TASK REQUIREMENTS:
Omit every picture and output the rest of the records exactly as they are.

ENTRIES:
--------

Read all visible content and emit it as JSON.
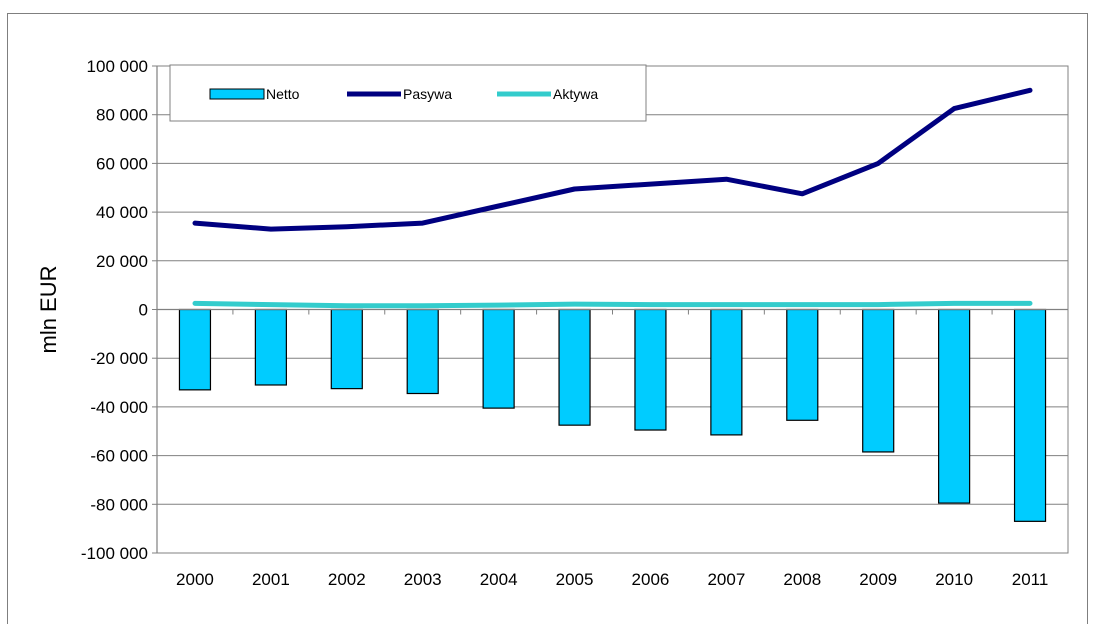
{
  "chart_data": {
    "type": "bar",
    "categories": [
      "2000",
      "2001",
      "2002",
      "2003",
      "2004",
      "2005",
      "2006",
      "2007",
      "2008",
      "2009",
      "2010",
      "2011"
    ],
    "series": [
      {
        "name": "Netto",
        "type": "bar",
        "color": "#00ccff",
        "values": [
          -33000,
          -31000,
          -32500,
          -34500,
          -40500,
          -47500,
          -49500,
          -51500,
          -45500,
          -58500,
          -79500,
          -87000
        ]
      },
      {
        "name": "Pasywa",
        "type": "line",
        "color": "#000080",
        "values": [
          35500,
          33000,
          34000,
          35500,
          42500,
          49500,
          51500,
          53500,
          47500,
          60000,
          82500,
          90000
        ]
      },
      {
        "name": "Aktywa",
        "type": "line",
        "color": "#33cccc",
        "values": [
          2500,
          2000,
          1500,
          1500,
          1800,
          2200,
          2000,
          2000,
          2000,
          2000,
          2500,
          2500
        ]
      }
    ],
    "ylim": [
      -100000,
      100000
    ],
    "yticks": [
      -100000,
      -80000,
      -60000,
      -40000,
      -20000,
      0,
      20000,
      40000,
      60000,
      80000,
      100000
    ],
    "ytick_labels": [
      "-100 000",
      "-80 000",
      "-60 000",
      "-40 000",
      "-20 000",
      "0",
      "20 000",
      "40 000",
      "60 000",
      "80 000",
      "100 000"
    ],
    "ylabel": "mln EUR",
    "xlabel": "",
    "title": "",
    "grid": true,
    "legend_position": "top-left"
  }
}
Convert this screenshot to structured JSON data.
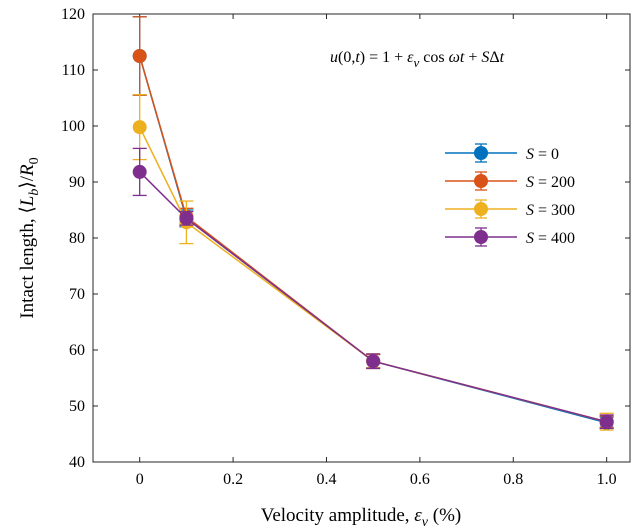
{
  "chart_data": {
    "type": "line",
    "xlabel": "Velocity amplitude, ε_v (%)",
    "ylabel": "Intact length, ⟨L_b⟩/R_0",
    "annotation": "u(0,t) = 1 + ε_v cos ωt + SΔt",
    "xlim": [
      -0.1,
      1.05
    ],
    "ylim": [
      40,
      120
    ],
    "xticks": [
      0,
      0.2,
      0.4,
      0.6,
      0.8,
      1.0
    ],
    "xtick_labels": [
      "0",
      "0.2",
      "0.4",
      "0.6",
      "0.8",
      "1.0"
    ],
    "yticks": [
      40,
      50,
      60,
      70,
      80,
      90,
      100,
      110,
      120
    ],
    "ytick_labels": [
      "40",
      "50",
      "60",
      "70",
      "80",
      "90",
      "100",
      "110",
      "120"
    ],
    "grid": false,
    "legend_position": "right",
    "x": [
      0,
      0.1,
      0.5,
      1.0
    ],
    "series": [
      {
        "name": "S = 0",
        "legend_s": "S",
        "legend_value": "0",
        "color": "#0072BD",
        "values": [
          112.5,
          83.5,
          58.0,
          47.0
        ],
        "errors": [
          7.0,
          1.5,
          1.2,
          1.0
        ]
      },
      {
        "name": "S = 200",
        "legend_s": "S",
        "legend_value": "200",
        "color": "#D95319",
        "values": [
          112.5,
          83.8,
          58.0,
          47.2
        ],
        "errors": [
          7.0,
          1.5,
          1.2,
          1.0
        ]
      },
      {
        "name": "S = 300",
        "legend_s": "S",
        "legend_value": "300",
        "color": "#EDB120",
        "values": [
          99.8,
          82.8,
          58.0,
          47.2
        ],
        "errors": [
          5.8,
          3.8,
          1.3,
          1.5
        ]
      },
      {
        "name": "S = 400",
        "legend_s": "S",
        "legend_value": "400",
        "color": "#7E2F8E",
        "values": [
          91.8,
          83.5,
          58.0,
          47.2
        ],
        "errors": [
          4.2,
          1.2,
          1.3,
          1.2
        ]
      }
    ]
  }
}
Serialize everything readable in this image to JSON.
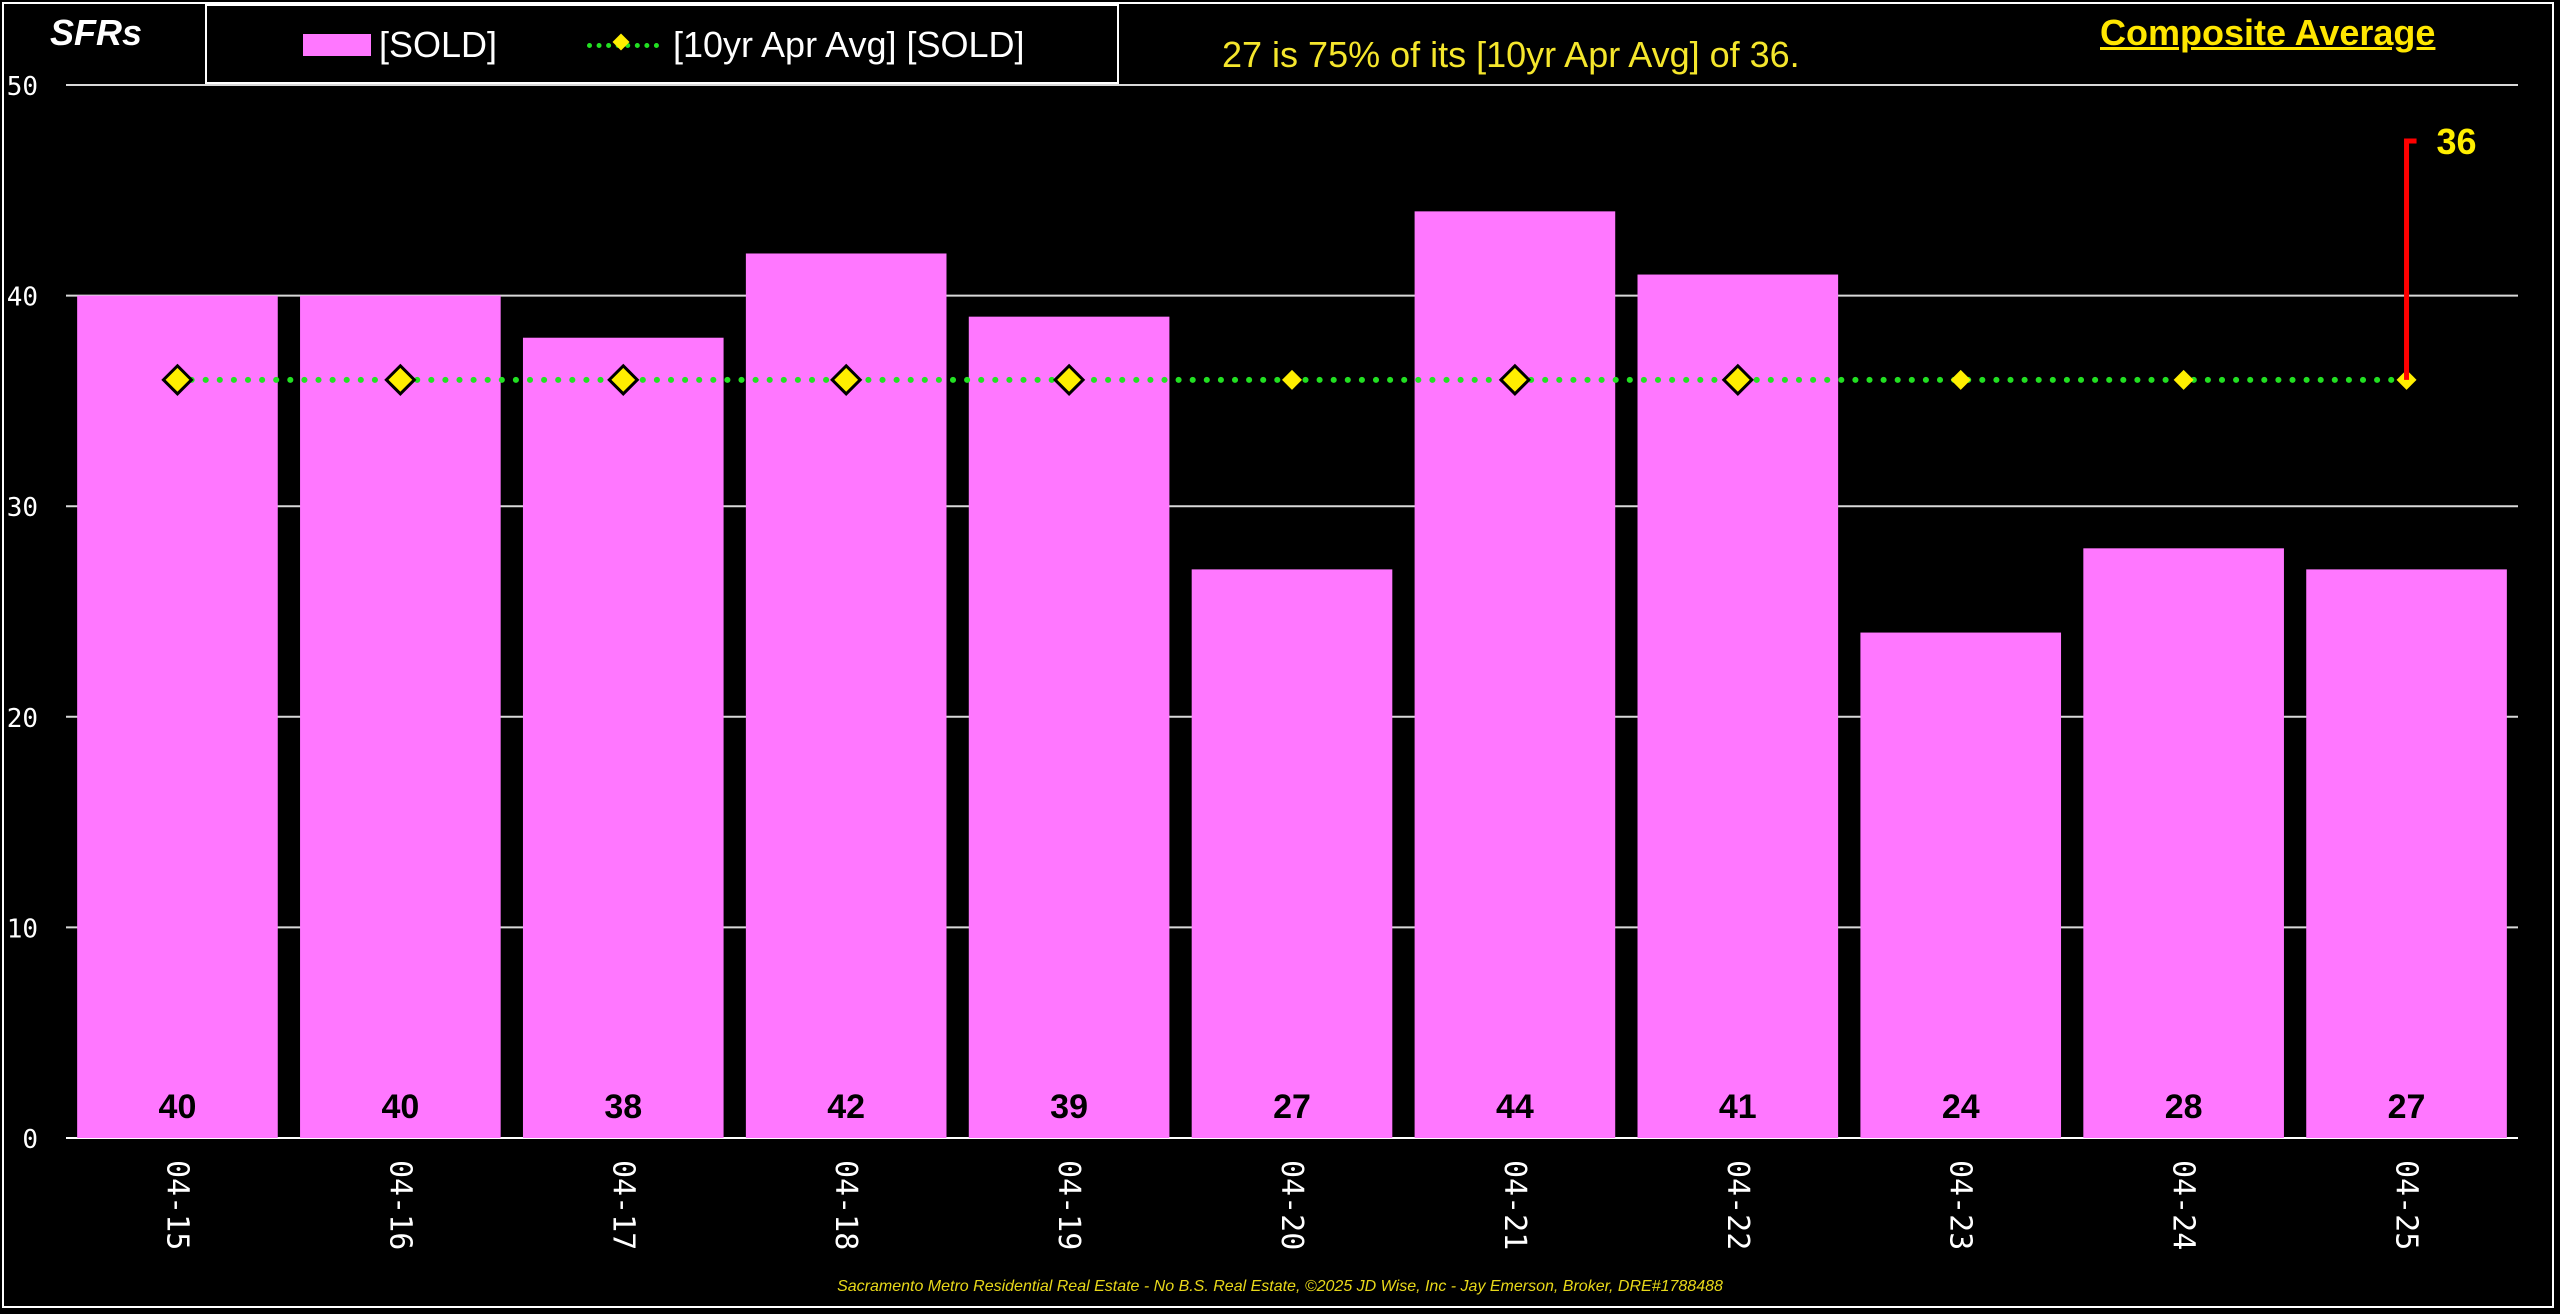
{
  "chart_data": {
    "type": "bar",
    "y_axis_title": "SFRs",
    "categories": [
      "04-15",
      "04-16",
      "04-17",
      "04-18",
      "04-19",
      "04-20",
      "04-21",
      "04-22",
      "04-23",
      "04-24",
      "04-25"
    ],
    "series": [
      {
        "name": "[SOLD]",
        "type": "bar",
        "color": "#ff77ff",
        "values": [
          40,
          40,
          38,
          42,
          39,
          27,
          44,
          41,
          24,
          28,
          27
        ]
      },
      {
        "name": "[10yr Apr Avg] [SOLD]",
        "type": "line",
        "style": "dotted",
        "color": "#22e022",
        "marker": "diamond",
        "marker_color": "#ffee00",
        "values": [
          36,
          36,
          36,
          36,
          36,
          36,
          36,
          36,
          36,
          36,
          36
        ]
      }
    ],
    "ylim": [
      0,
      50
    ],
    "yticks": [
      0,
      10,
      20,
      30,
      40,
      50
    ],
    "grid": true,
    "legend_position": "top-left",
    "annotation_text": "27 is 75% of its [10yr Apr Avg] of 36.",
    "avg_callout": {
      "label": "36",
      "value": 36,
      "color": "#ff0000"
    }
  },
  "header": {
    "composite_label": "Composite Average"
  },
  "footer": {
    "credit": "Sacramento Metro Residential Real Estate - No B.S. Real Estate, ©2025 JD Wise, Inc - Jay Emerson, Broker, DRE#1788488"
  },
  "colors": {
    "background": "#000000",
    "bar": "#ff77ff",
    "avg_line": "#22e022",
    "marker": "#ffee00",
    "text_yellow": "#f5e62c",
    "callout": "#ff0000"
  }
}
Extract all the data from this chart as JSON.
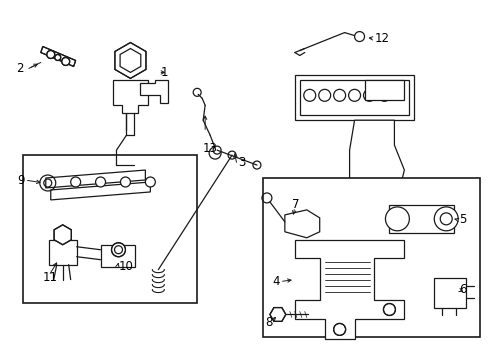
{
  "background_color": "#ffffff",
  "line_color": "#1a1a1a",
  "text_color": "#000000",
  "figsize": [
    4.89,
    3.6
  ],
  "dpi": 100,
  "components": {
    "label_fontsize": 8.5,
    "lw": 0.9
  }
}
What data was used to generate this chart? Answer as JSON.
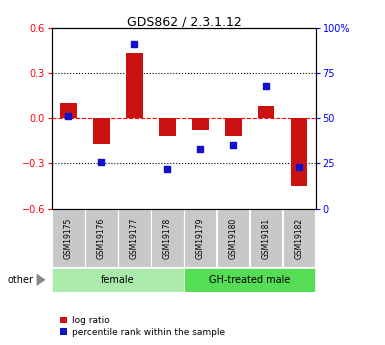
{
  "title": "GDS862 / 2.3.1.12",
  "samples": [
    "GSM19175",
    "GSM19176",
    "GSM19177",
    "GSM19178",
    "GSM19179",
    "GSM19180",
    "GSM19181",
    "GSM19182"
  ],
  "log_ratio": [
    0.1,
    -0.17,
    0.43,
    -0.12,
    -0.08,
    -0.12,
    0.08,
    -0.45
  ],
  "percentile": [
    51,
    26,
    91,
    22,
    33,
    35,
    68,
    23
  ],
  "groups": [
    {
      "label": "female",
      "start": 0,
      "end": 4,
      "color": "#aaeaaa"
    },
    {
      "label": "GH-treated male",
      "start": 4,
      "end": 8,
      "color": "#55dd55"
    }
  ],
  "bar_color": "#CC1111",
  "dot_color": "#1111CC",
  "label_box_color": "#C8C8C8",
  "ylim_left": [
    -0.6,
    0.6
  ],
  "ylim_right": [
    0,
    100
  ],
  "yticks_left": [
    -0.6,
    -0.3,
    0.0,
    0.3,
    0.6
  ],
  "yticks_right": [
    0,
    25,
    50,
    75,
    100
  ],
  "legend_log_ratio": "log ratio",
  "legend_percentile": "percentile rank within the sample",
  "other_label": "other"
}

--------

OUTPUT FOR THIS EXERCISE:
Read all visible content and emit it as JSON.
{
  "chart_data": {
    "type": "bar",
    "categories": [
      "2000",
      "2001",
      "2002",
      "2003",
      "2004",
      "2005",
      "2006",
      "2007",
      "2008",
      "2009",
      "2010",
      "2011"
    ],
    "series": [
      {
        "name": "Netto",
        "type": "bar",
        "color": "#00ccff",
        "values": [
          -33000,
          -31000,
          -32500,
          -34500,
          -40500,
          -47500,
          -49500,
          -51500,
          -45500,
          -58500,
          -79500,
          -87000
        ]
      },
      {
        "name": "Pasywa",
        "type": "line",
        "color": "#000080",
        "values": [
          35500,
          33000,
          34000,
          35500,
          42500,
          49500,
          51500,
          53500,
          47500,
          60000,
          82500,
          90000
        ]
      },
      {
        "name": "Aktywa",
        "type": "line",
        "color": "#33cccc",
        "values": [
          2500,
          2000,
          1500,
          1500,
          1800,
          2200,
          2000,
          2000,
          2000,
          2000,
          2500,
          2500
        ]
      }
    ],
    "ylim": [
      -100000,
      100000
    ],
    "yticks": [
      -100000,
      -80000,
      -60000,
      -40000,
      -20000,
      0,
      20000,
      40000,
      60000,
      80000,
      100000
    ],
    "ytick_labels": [
      "-100 000",
      "-80 000",
      "-60 000",
      "-40 000",
      "-20 000",
      "0",
      "20 000",
      "40 000",
      "60 000",
      "80 000",
      "100 000"
    ],
    "ylabel": "mln EUR",
    "xlabel": "",
    "title": "",
    "grid": true,
    "legend_position": "top-left"
  }
}
Convert this screenshot to structured JSON data.
{
  "chart_data": {
    "type": "line",
    "xlabel": "Velocity amplitude, ε_v (%)",
    "ylabel": "Intact length, ⟨L_b⟩/R_0",
    "annotation": "u(0,t) = 1 + ε_v cos ωt + SΔt",
    "xlim": [
      -0.1,
      1.05
    ],
    "ylim": [
      40,
      120
    ],
    "xticks": [
      0,
      0.2,
      0.4,
      0.6,
      0.8,
      1.0
    ],
    "xtick_labels": [
      "0",
      "0.2",
      "0.4",
      "0.6",
      "0.8",
      "1.0"
    ],
    "yticks": [
      40,
      50,
      60,
      70,
      80,
      90,
      100,
      110,
      120
    ],
    "ytick_labels": [
      "40",
      "50",
      "60",
      "70",
      "80",
      "90",
      "100",
      "110",
      "120"
    ],
    "grid": false,
    "legend_position": "right",
    "x": [
      0,
      0.1,
      0.5,
      1.0
    ],
    "series": [
      {
        "name": "S = 0",
        "legend_s": "S",
        "legend_value": "0",
        "color": "#0072BD",
        "values": [
          112.5,
          83.5,
          58.0,
          47.0
        ],
        "errors": [
          7.0,
          1.5,
          1.2,
          1.0
        ]
      },
      {
        "name": "S = 200",
        "legend_s": "S",
        "legend_value": "200",
        "color": "#D95319",
        "values": [
          112.5,
          83.8,
          58.0,
          47.2
        ],
        "errors": [
          7.0,
          1.5,
          1.2,
          1.0
        ]
      },
      {
        "name": "S = 300",
        "legend_s": "S",
        "legend_value": "300",
        "color": "#EDB120",
        "values": [
          99.8,
          82.8,
          58.0,
          47.2
        ],
        "errors": [
          5.8,
          3.8,
          1.3,
          1.5
        ]
      },
      {
        "name": "S = 400",
        "legend_s": "S",
        "legend_value": "400",
        "color": "#7E2F8E",
        "values": [
          91.8,
          83.5,
          58.0,
          47.2
        ],
        "errors": [
          4.2,
          1.2,
          1.3,
          1.2
        ]
      }
    ]
  }
}
Serialize everything readable in this image to JSON.
{
  "chart_data": {
    "type": "bar",
    "y_axis_title": "SFRs",
    "categories": [
      "04-15",
      "04-16",
      "04-17",
      "04-18",
      "04-19",
      "04-20",
      "04-21",
      "04-22",
      "04-23",
      "04-24",
      "04-25"
    ],
    "series": [
      {
        "name": "[SOLD]",
        "type": "bar",
        "color": "#ff77ff",
        "values": [
          40,
          40,
          38,
          42,
          39,
          27,
          44,
          41,
          24,
          28,
          27
        ]
      },
      {
        "name": "[10yr Apr Avg] [SOLD]",
        "type": "line",
        "style": "dotted",
        "color": "#22e022",
        "marker": "diamond",
        "marker_color": "#ffee00",
        "values": [
          36,
          36,
          36,
          36,
          36,
          36,
          36,
          36,
          36,
          36,
          36
        ]
      }
    ],
    "ylim": [
      0,
      50
    ],
    "yticks": [
      0,
      10,
      20,
      30,
      40,
      50
    ],
    "grid": true,
    "legend_position": "top-left",
    "annotation_text": "27 is 75% of its [10yr Apr Avg] of 36.",
    "avg_callout": {
      "label": "36",
      "value": 36,
      "color": "#ff0000"
    }
  },
  "header": {
    "composite_label": "Composite Average"
  },
  "footer": {
    "credit": "Sacramento Metro Residential Real Estate - No B.S. Real Estate, ©2025 JD Wise, Inc - Jay Emerson, Broker, DRE#1788488"
  },
  "colors": {
    "background": "#000000",
    "bar": "#ff77ff",
    "avg_line": "#22e022",
    "marker": "#ffee00",
    "text_yellow": "#f5e62c",
    "callout": "#ff0000"
  }
}
Extract all the data from this chart as JSON.
{
  "background_color": "#ffffff",
  "line_color": "#1a1a1a",
  "text_color": "#000000",
  "figsize": [
    4.89,
    3.6
  ],
  "dpi": 100,
  "components": {
    "label_fontsize": 8.5,
    "lw": 0.9
  }
}
What data was used to generate this chart? Answer as JSON.
{
  "title": "GDS862 / 2.3.1.12",
  "samples": [
    "GSM19175",
    "GSM19176",
    "GSM19177",
    "GSM19178",
    "GSM19179",
    "GSM19180",
    "GSM19181",
    "GSM19182"
  ],
  "log_ratio": [
    0.1,
    -0.17,
    0.43,
    -0.12,
    -0.08,
    -0.12,
    0.08,
    -0.45
  ],
  "percentile": [
    51,
    26,
    91,
    22,
    33,
    35,
    68,
    23
  ],
  "groups": [
    {
      "label": "female",
      "start": 0,
      "end": 4,
      "color": "#aaeaaa"
    },
    {
      "label": "GH-treated male",
      "start": 4,
      "end": 8,
      "color": "#55dd55"
    }
  ],
  "bar_color": "#CC1111",
  "dot_color": "#1111CC",
  "label_box_color": "#C8C8C8",
  "ylim_left": [
    -0.6,
    0.6
  ],
  "ylim_right": [
    0,
    100
  ],
  "yticks_left": [
    -0.6,
    -0.3,
    0.0,
    0.3,
    0.6
  ],
  "yticks_right": [
    0,
    25,
    50,
    75,
    100
  ],
  "legend_log_ratio": "log ratio",
  "legend_percentile": "percentile rank within the sample",
  "other_label": "other"
}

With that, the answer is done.